start

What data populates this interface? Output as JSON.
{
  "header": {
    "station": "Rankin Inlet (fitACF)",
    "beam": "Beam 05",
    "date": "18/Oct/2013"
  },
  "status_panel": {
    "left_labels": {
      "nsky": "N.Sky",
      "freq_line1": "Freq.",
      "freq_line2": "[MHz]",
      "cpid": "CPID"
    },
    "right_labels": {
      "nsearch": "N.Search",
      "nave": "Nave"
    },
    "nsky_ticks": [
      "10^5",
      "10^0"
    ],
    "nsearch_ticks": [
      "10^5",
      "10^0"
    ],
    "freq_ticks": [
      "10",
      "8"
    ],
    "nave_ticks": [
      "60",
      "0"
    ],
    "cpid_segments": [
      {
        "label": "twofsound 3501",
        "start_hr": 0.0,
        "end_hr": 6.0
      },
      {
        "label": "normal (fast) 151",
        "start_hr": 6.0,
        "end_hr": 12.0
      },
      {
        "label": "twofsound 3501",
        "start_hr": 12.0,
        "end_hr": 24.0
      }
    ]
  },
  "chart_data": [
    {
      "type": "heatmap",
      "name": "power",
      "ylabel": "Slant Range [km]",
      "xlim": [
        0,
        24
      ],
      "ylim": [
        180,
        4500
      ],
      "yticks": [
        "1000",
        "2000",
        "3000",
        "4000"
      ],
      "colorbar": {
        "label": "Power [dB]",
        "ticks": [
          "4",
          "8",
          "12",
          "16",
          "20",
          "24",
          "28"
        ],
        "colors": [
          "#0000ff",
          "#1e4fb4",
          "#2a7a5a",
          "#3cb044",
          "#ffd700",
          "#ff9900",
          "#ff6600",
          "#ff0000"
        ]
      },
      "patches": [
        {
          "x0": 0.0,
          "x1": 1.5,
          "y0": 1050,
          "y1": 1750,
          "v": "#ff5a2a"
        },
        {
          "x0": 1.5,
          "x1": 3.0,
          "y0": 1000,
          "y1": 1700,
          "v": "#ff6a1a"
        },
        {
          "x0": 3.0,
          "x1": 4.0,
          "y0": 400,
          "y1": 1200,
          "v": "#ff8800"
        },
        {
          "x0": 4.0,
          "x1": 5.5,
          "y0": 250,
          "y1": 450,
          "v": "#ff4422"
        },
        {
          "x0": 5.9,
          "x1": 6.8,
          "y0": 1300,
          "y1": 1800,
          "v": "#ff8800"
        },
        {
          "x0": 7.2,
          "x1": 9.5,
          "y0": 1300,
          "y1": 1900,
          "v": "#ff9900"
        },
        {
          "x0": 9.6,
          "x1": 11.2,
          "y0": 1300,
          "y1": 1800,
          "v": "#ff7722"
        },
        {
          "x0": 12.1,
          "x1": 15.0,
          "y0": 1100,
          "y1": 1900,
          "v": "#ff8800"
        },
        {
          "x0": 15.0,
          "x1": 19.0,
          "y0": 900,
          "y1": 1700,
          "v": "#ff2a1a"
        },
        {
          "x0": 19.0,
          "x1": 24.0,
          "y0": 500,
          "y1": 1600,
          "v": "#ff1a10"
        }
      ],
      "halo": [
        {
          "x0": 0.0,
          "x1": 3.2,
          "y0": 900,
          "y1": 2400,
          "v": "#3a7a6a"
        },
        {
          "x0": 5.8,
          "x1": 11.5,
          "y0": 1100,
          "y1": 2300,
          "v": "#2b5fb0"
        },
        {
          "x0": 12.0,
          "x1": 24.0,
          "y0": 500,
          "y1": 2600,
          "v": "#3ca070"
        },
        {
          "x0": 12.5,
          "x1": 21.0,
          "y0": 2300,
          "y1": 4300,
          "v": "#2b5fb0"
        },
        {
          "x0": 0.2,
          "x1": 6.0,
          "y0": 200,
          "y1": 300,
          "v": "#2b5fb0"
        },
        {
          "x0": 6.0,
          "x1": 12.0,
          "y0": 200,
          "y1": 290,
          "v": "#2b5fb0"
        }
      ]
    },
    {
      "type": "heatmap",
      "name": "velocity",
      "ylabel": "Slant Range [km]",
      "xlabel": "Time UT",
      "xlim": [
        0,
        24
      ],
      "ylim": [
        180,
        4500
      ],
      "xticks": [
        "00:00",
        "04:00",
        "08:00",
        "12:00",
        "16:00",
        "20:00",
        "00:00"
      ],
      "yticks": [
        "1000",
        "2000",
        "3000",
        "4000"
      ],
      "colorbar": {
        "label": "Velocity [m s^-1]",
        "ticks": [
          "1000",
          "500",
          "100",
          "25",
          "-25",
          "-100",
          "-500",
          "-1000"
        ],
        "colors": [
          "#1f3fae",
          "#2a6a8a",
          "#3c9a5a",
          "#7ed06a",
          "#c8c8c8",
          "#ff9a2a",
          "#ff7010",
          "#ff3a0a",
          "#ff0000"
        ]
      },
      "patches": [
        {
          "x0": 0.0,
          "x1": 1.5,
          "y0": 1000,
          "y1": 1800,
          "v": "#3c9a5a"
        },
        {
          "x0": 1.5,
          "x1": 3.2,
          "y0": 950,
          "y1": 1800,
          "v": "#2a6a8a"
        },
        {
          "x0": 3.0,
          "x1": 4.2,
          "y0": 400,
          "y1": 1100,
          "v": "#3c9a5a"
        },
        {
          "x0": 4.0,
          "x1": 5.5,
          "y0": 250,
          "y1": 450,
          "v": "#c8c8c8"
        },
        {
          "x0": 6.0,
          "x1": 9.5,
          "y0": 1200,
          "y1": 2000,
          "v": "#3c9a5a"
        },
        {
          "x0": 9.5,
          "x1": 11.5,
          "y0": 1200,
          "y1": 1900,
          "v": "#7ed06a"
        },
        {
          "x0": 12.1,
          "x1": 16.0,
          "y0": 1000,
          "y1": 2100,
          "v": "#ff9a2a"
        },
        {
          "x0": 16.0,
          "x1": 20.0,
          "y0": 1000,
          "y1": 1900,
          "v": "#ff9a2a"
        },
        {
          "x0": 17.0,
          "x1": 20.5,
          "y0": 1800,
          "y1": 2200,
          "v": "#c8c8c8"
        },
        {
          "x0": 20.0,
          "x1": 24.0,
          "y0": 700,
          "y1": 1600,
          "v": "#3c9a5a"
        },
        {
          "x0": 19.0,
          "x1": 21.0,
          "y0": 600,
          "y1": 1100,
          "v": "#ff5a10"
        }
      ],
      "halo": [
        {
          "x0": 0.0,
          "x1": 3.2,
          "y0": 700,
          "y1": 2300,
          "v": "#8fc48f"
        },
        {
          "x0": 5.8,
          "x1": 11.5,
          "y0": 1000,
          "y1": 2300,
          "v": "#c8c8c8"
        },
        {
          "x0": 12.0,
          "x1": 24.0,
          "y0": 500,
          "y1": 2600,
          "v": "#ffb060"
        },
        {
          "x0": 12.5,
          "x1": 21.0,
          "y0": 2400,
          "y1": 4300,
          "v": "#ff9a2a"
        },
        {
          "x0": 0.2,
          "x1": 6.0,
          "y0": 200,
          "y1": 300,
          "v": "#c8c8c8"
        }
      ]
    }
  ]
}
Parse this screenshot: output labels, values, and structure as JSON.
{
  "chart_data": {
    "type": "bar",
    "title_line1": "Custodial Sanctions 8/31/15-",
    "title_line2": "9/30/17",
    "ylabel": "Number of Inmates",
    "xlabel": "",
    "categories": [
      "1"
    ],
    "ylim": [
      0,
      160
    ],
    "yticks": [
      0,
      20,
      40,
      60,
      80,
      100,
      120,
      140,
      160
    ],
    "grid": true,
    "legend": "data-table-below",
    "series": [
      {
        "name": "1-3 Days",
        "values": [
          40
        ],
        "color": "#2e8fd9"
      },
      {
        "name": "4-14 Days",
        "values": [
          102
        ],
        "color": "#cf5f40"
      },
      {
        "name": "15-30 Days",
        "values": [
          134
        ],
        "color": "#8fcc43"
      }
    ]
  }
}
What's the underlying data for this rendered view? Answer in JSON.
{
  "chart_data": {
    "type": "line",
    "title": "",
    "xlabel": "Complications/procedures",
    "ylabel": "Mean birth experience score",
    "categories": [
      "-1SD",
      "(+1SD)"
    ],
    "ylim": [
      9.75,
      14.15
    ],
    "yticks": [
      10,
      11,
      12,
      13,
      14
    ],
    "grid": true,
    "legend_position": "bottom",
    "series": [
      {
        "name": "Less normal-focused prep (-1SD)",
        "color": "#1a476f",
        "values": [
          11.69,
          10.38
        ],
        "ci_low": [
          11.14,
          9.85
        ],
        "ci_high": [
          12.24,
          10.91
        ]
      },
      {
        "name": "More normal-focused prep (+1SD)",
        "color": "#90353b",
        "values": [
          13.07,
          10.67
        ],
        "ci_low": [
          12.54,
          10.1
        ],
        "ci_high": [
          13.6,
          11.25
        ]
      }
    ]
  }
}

end

Quote exactly the line containing "What's the underlying" and every later line through the end of the listing, and no other lines.

CORRECT RESULT:
What's the underlying data for this rendered view? Answer in JSON.
{
  "chart_data": {
    "type": "line",
    "title": "",
    "xlabel": "Complications/procedures",
    "ylabel": "Mean birth experience score",
    "categories": [
      "-1SD",
      "(+1SD)"
    ],
    "ylim": [
      9.75,
      14.15
    ],
    "yticks": [
      10,
      11,
      12,
      13,
      14
    ],
    "grid": true,
    "legend_position": "bottom",
    "series": [
      {
        "name": "Less normal-focused prep (-1SD)",
        "color": "#1a476f",
        "values": [
          11.69,
          10.38
        ],
        "ci_low": [
          11.14,
          9.85
        ],
        "ci_high": [
          12.24,
          10.91
        ]
      },
      {
        "name": "More normal-focused prep (+1SD)",
        "color": "#90353b",
        "values": [
          13.07,
          10.67
        ],
        "ci_low": [
          12.54,
          10.1
        ],
        "ci_high": [
          13.6,
          11.25
        ]
      }
    ]
  }
}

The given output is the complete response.